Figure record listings
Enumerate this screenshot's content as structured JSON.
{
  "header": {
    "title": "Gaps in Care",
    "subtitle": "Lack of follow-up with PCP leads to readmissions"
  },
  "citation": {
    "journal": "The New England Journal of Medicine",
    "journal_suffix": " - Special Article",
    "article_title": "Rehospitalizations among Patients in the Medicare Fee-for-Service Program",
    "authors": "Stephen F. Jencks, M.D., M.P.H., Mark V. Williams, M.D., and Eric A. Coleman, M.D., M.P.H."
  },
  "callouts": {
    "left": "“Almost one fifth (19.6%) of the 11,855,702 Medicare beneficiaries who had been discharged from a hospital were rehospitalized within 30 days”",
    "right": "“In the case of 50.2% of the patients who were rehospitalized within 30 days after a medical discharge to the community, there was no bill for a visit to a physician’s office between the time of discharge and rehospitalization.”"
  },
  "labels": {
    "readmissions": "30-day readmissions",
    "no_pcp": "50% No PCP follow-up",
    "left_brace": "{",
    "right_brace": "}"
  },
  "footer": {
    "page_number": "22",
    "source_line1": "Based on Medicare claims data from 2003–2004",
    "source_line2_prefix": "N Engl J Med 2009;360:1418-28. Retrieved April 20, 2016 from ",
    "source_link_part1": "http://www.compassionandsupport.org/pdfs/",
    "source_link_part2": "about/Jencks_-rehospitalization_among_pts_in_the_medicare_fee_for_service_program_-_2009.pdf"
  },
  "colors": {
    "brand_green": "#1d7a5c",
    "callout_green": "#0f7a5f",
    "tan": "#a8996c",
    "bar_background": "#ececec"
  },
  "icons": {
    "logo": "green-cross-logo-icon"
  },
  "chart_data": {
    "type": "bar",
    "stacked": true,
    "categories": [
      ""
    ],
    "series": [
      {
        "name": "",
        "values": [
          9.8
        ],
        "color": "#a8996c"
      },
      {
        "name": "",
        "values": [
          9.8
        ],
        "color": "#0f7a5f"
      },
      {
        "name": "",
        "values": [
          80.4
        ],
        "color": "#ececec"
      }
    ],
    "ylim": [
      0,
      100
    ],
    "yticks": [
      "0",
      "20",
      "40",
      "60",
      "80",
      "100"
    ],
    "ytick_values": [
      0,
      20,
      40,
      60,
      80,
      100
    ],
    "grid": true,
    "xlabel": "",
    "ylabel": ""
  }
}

Directions for this task
The answer must consist of every line from the data that contains the word "follow".

Answer to the problem
    "subtitle": "Lack of follow-up with PCP leads to readmissions"
    "no_pcp": "50% No PCP follow-up",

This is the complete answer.